Saved entries
════
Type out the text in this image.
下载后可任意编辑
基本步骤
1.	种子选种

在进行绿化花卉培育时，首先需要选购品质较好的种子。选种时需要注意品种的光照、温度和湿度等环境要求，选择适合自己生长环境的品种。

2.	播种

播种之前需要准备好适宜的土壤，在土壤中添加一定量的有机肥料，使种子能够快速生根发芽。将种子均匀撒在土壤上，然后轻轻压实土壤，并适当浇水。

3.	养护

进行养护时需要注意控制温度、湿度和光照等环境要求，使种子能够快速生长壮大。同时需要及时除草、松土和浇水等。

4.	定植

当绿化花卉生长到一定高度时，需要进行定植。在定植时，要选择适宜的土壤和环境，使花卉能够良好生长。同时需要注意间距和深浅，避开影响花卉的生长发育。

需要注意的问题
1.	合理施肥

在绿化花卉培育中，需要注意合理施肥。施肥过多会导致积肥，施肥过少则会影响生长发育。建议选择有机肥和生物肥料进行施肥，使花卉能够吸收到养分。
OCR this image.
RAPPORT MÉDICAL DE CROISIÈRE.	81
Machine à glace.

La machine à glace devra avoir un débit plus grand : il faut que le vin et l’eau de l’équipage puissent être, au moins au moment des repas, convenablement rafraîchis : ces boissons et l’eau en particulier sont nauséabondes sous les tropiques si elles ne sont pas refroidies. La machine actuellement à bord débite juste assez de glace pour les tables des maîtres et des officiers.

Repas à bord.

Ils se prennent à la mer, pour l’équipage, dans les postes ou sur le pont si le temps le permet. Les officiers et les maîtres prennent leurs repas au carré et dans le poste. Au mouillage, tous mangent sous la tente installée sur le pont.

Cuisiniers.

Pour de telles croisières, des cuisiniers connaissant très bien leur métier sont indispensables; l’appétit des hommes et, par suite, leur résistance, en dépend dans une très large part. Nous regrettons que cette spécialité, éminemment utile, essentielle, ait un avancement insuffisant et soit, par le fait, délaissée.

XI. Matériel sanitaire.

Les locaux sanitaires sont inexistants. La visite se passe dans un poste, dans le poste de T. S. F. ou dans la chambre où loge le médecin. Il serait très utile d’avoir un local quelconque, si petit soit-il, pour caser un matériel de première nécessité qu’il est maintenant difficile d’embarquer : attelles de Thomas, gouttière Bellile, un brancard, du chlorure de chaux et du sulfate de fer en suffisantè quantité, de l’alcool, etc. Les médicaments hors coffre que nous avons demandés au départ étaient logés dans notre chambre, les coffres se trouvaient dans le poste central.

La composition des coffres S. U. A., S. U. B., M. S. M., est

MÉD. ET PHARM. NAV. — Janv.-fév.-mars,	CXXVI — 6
════
* [Requirements]: Take the listing above and set it down exactly.

* [Solved problem]:
Type out the text in this image.
下载后可任意编辑
基本步骤
1.	种子选种

在进行绿化花卉培育时，首先需要选购品质较好的种子。选种时需要注意品种的光照、温度和湿度等环境要求，选择适合自己生长环境的品种。

2.	播种

播种之前需要准备好适宜的土壤，在土壤中添加一定量的有机肥料，使种子能够快速生根发芽。将种子均匀撒在土壤上，然后轻轻压实土壤，并适当浇水。

3.	养护

进行养护时需要注意控制温度、湿度和光照等环境要求，使种子能够快速生长壮大。同时需要及时除草、松土和浇水等。

4.	定植

当绿化花卉生长到一定高度时，需要进行定植。在定植时，要选择适宜的土壤和环境，使花卉能够良好生长。同时需要注意间距和深浅，避开影响花卉的生长发育。

需要注意的问题
1.	合理施肥

在绿化花卉培育中，需要注意合理施肥。施肥过多会导致积肥，施肥过少则会影响生长发育。建议选择有机肥和生物肥料进行施肥，使花卉能够吸收到养分。
OCR this image.
RAPPORT MÉDICAL DE CROISIÈRE.	81
Machine à glace.

La machine à glace devra avoir un débit plus grand : il faut que le vin et l’eau de l’équipage puissent être, au moins au moment des repas, convenablement rafraîchis : ces boissons et l’eau en particulier sont nauséabondes sous les tropiques si elles ne sont pas refroidies. La machine actuellement à bord débite juste assez de glace pour les tables des maîtres et des officiers.

Repas à bord.

Ils se prennent à la mer, pour l’équipage, dans les postes ou sur le pont si le temps le permet. Les officiers et les maîtres prennent leurs repas au carré et dans le poste. Au mouillage, tous mangent sous la tente installée sur le pont.

Cuisiniers.

Pour de telles croisières, des cuisiniers connaissant très bien leur métier sont indispensables; l’appétit des hommes et, par suite, leur résistance, en dépend dans une très large part. Nous regrettons que cette spécialité, éminemment utile, essentielle, ait un avancement insuffisant et soit, par le fait, délaissée.

XI. Matériel sanitaire.

Les locaux sanitaires sont inexistants. La visite se passe dans un poste, dans le poste de T. S. F. ou dans la chambre où loge le médecin. Il serait très utile d’avoir un local quelconque, si petit soit-il, pour caser un matériel de première nécessité qu’il est maintenant difficile d’embarquer : attelles de Thomas, gouttière Bellile, un brancard, du chlorure de chaux et du sulfate de fer en suffisantè quantité, de l’alcool, etc. Les médicaments hors coffre que nous avons demandés au départ étaient logés dans notre chambre, les coffres se trouvaient dans le poste central.

La composition des coffres S. U. A., S. U. B., M. S. M., est

MÉD. ET PHARM. NAV. — Janv.-fév.-mars,	CXXVI — 6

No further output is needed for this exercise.